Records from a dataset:
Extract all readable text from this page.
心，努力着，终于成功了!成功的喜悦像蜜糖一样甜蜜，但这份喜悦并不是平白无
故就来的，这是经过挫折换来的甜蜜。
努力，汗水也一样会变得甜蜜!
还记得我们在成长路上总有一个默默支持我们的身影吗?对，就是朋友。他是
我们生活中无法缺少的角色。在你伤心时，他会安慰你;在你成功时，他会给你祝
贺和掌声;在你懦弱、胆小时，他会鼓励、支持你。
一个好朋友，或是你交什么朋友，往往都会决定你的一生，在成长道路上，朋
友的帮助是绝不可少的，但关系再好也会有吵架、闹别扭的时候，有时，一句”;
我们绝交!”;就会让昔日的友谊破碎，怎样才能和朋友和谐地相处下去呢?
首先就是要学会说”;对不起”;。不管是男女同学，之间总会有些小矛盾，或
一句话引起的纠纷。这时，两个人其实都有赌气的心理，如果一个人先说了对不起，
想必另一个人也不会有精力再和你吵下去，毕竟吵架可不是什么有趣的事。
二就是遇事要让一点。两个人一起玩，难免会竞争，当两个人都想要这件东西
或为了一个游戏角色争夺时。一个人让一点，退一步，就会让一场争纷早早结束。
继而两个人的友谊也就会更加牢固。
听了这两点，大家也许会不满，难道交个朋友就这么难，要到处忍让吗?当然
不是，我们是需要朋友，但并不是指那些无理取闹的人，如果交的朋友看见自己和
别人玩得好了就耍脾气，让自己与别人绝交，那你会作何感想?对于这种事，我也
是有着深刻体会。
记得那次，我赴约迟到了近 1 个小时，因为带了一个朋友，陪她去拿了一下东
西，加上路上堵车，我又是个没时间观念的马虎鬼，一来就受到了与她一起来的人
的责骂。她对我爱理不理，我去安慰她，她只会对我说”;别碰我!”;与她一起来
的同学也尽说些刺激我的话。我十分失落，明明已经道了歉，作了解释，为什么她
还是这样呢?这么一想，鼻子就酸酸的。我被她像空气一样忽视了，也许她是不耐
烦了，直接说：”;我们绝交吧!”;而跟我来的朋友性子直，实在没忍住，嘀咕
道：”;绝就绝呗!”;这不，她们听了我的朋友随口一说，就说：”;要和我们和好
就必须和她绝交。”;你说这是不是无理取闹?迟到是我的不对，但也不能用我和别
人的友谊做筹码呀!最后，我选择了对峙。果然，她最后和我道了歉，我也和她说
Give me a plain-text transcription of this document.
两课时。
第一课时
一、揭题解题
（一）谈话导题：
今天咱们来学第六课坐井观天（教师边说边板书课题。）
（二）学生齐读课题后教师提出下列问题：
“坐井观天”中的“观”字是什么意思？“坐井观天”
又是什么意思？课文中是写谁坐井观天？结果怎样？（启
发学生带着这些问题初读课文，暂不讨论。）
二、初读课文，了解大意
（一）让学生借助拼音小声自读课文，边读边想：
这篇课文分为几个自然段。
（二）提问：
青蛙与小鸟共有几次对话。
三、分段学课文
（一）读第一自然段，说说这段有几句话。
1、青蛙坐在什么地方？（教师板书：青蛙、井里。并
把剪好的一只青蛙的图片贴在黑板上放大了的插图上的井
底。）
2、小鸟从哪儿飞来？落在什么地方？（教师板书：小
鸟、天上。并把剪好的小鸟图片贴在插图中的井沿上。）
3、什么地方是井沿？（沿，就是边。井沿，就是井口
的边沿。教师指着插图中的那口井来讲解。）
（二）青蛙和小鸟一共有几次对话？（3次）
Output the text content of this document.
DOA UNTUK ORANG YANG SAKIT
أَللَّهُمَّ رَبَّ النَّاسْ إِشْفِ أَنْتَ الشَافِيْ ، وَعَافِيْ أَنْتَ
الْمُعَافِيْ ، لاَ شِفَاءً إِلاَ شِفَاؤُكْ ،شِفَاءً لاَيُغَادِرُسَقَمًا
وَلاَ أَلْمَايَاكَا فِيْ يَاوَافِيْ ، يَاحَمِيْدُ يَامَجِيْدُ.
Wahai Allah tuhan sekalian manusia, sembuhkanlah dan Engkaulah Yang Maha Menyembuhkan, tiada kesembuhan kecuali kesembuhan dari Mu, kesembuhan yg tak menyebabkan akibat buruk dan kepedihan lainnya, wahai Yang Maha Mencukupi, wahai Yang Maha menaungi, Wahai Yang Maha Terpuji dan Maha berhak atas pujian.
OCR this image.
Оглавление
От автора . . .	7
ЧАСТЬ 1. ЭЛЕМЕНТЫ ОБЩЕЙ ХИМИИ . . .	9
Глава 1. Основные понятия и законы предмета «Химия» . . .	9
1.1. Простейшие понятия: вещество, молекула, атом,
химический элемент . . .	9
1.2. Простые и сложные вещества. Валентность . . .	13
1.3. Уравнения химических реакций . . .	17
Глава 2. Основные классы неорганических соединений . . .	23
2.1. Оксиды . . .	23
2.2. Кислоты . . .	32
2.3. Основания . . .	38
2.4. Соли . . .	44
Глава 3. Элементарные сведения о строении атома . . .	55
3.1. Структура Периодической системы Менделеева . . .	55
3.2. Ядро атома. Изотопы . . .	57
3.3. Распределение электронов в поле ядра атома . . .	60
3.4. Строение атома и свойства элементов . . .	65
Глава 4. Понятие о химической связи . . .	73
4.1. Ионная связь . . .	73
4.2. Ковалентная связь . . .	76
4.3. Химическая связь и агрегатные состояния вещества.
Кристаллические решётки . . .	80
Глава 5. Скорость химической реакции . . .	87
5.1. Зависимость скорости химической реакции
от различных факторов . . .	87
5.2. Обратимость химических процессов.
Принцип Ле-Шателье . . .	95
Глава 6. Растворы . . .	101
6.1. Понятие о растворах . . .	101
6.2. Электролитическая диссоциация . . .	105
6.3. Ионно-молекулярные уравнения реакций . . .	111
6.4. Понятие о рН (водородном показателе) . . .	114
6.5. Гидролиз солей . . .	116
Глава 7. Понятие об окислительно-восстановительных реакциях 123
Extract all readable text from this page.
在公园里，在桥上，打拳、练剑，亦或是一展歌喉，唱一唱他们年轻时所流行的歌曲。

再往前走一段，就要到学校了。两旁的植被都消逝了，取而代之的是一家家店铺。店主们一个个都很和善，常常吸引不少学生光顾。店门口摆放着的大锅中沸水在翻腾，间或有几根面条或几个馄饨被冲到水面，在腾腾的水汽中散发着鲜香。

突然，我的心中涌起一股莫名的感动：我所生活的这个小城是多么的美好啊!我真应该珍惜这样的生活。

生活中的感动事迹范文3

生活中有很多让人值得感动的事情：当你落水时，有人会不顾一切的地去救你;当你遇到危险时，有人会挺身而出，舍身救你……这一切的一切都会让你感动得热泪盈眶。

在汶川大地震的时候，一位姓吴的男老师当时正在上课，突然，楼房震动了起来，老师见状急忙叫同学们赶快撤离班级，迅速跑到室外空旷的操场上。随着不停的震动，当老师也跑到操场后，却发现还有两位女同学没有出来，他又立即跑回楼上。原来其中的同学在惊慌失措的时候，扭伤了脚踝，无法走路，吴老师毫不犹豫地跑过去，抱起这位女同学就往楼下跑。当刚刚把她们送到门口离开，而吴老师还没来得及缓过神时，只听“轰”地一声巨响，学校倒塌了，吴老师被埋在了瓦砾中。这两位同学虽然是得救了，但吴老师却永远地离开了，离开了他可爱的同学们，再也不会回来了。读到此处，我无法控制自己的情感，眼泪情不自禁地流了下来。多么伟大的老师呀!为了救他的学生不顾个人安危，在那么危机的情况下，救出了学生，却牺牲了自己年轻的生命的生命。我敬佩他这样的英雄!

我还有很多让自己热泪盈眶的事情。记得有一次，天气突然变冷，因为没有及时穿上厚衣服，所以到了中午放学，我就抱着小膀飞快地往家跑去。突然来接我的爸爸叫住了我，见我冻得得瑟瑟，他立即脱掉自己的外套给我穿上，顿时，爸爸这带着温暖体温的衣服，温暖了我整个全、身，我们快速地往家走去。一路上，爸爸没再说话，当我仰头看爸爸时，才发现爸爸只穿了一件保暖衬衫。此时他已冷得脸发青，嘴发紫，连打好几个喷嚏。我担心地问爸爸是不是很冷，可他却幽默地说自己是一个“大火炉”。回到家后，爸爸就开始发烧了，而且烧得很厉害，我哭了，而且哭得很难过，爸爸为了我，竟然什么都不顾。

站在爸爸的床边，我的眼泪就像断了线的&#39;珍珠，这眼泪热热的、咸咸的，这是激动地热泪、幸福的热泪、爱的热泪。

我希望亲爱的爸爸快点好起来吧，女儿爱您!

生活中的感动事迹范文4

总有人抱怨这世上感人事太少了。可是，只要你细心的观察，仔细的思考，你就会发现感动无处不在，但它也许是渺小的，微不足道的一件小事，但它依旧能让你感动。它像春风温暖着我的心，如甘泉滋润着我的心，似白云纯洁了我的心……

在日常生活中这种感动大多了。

**PROMPT**: Only lines that contain the word "атома" are wanted; copy each of them.

**RESULT OF THIS TASK**:
Глава 3. Элементарные сведения о строении атома . . .	55
3.2. Ядро атома. Изотопы . . .	57
3.3. Распределение электронов в поле ядра атома . . .	60
3.4. Строение атома и свойства элементов . . .	65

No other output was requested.